# SUPPLIED TEXT
--- start ---
Farming NVIDIA Jetson Based Thin Clients

In March 2019 NVIDIA released the Jetson Nano, a $99 GPU embedded micro-computer. I have several and have even distributed them to some brilliant youth to see what they come up with. I’ve noticed a couple things about the Nano’s that could have very interesting results on how we process data in organizations and smart cities. Let’s take a look.

The first thing I’ve noticed, Stratodesk has blogged about using Nano’s as thin client systems for VDI with good graphics capabilities (the Nano’s GPU contributing to that). This improves the user experience while keeping cost for desktop endpoints relatively low. Imagine hundreds of Nano thin clients through out the cubes of an organization… End users are getting a great graphics experience at a pretty economical price. Cube’s everywhere are glowing green with Jetson Nano’s as users monitors power up…

In most organizations GPU powered thin clients (or any thin clients for that matter) are used for about 8 hours a day (when users are in the office) and the rest of the time they sit idle, not delivering value to the organization. They may be on or off, just sitting there idling waiting till the next work day roles around to add value to the organization.

Pie chart showing that a thin client is only used 33% of the time and the rest of the time sits idle.

The second thing I’ve noticed, at GTC Silicon Valley 2018 Liqid presented session s8539 on pooling and orchestrating NVIDIA Jetson for AI and deep learning on the edge. Essentially being able to take NVIDIA Jetson’s and compose them on a high speed network in a single chassis as single unified system. You could have up to 24 Jetson’s composed as a single platform, running in your data center.
--- end ---
# MATERIAL TO PROCESS
--- start ---
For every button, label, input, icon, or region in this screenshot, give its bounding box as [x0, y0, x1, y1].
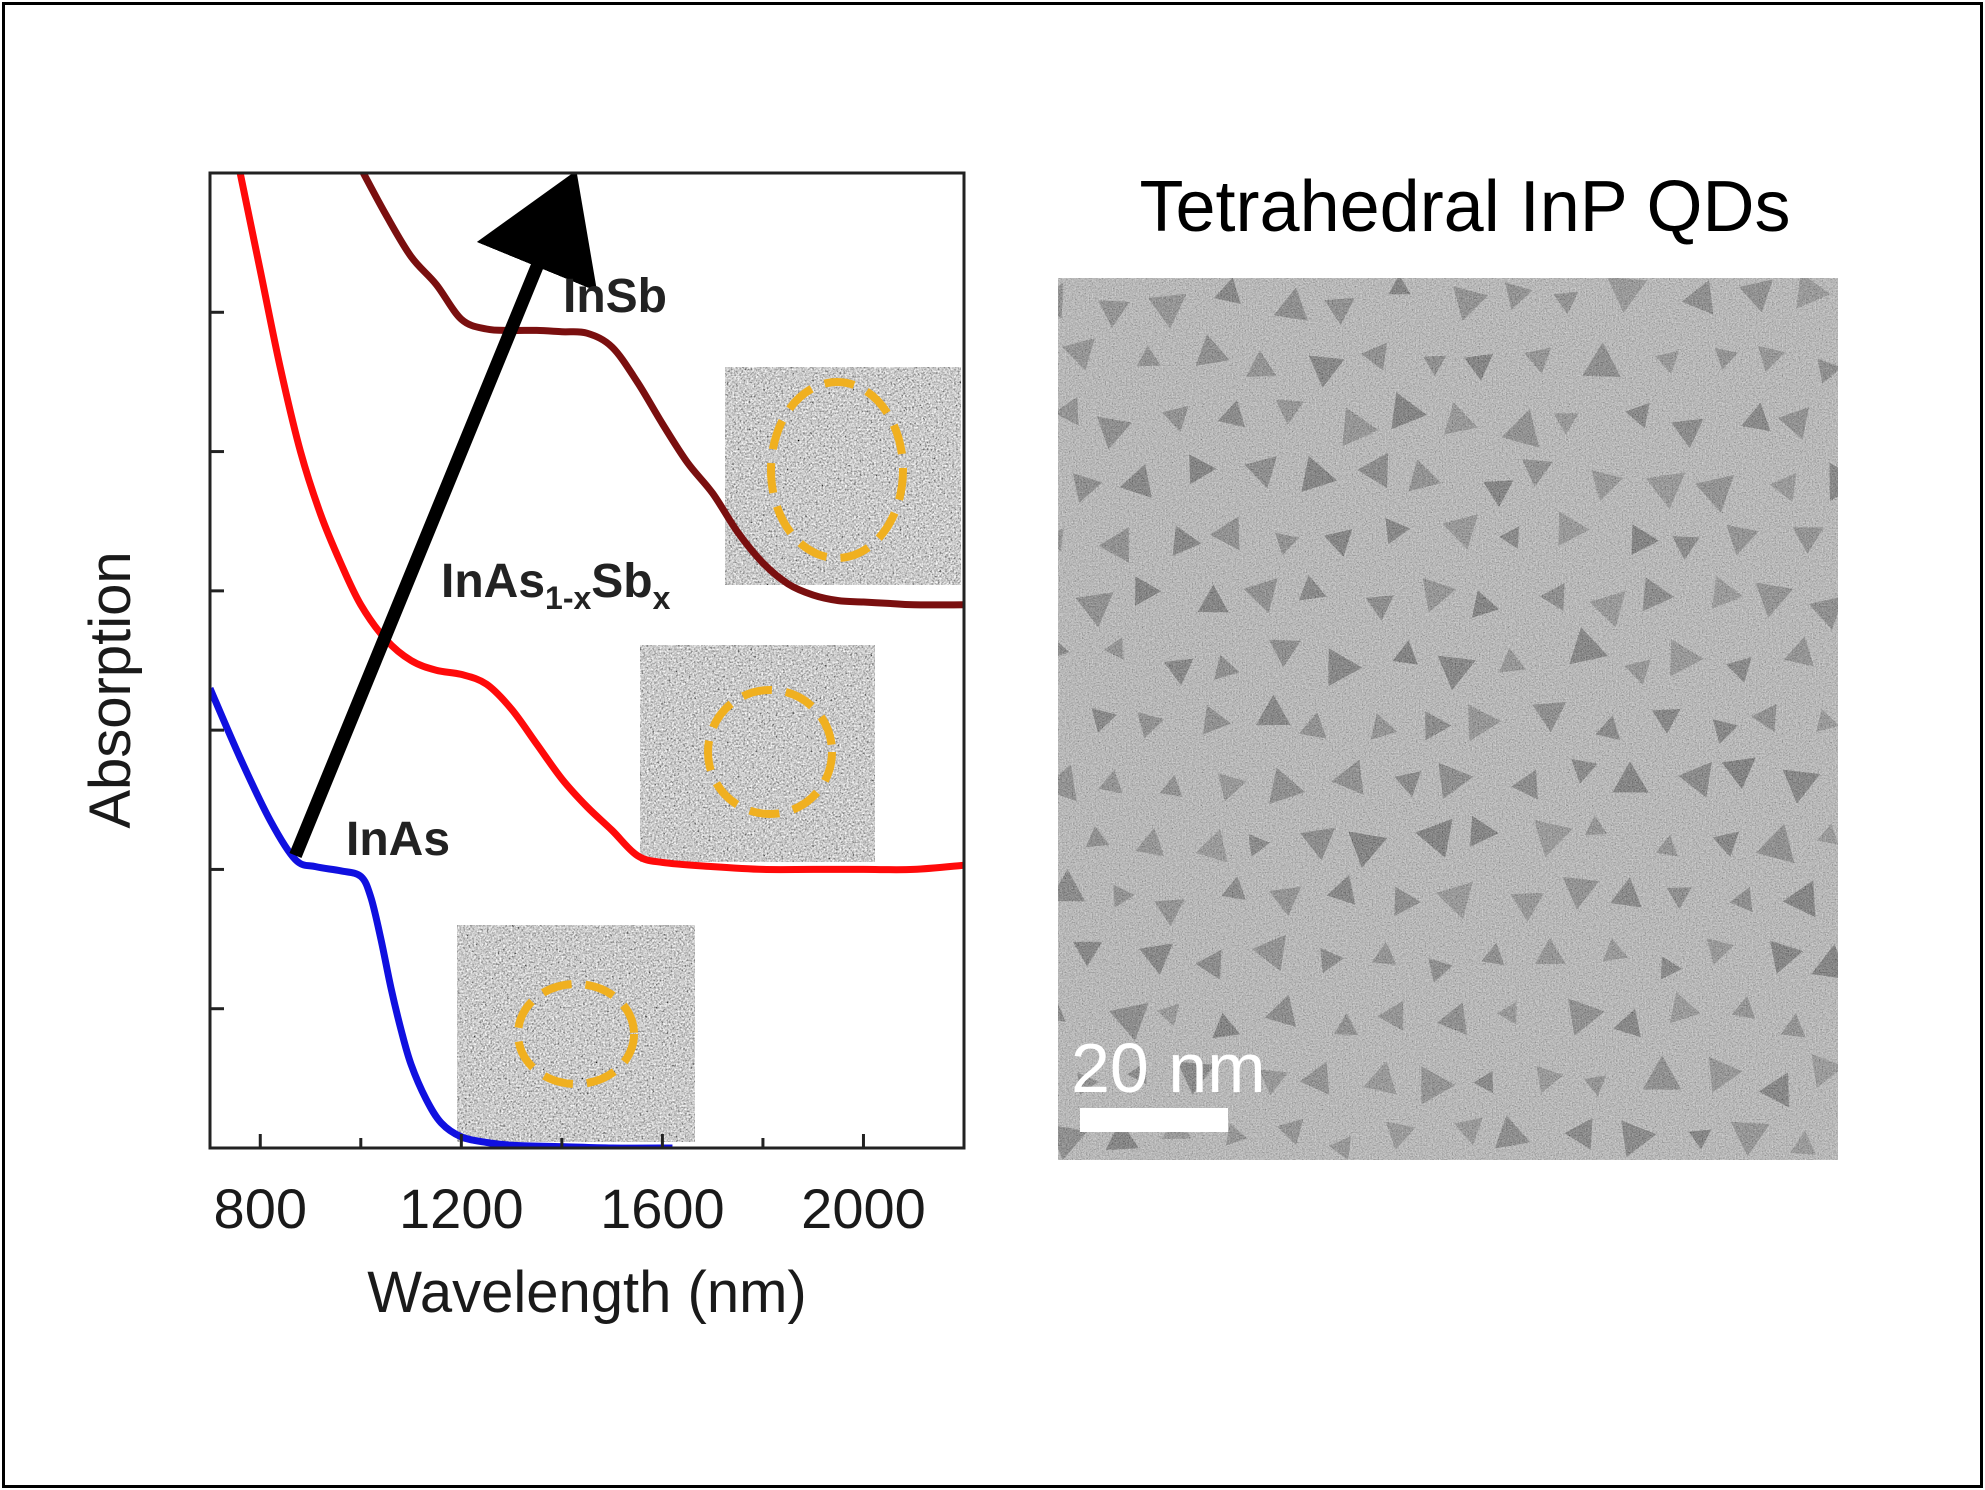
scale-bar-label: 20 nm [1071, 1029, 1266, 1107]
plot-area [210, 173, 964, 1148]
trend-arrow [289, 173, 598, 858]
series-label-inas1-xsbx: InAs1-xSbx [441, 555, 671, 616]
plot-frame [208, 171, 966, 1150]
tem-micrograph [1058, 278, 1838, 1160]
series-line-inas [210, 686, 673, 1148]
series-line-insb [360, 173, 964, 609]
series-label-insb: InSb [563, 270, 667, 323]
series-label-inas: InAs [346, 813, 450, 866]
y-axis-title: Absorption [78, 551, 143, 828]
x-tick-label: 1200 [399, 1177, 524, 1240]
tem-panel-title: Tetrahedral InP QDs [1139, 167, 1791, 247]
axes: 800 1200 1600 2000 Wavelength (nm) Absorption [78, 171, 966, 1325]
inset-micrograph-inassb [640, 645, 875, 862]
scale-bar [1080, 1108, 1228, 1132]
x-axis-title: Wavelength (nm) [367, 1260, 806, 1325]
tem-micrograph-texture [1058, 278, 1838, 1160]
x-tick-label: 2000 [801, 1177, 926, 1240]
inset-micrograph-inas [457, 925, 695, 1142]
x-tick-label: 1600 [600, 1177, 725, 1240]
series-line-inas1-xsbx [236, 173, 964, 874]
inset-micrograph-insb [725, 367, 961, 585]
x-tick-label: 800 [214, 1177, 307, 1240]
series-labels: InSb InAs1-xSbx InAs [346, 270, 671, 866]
--- end ---
# EXERCISE TASKS
1. From the post on Jetson Nano thin clients, copy word for word the part that opens with the words containing "In most organizations" and closes with "add value to the organization.".
2. In the rows, take the part that opens with the line containing "scale-bar-label: 20 nm" and closes with the line containing "x-tick-label: 800 [214, 1177, 307, 1240]", and write those lines again with "series-line" replaced by "data-line" and nothing else changed. Return only those lines.

# THE SOLUTIONS
1.
In most organizations GPU powered thin clients (or any thin clients for that matter) are used for about 8 hours a day (when users are in the office) and the rest of the time they sit idle, not delivering value to the organization. They may be on or off, just sitting there idling waiting till the next work day roles around to add value to the organization.

2.
scale-bar-label: 20 nm [1071, 1029, 1266, 1107]
plot-area [210, 173, 964, 1148]
trend-arrow [289, 173, 598, 858]
series-label-inas1-xsbx: InAs1-xSbx [441, 555, 671, 616]
plot-frame [208, 171, 966, 1150]
tem-micrograph [1058, 278, 1838, 1160]
data-line-inas [210, 686, 673, 1148]
data-line-insb [360, 173, 964, 609]
series-label-insb: InSb [563, 270, 667, 323]
series-label-inas: InAs [346, 813, 450, 866]
y-axis-title: Absorption [78, 551, 143, 828]
x-tick-label: 1200 [399, 1177, 524, 1240]
tem-panel-title: Tetrahedral InP QDs [1139, 167, 1791, 247]
axes: 800 1200 1600 2000 Wavelength (nm) Absorption [78, 171, 966, 1325]
inset-micrograph-inassb [640, 645, 875, 862]
scale-bar [1080, 1108, 1228, 1132]
x-axis-title: Wavelength (nm) [367, 1260, 806, 1325]
tem-micrograph-texture [1058, 278, 1838, 1160]
x-tick-label: 2000 [801, 1177, 926, 1240]
inset-micrograph-inas [457, 925, 695, 1142]
x-tick-label: 1600 [600, 1177, 725, 1240]
data-line-inas1-xsbx [236, 173, 964, 874]
inset-micrograph-insb [725, 367, 961, 585]
x-tick-label: 800 [214, 1177, 307, 1240]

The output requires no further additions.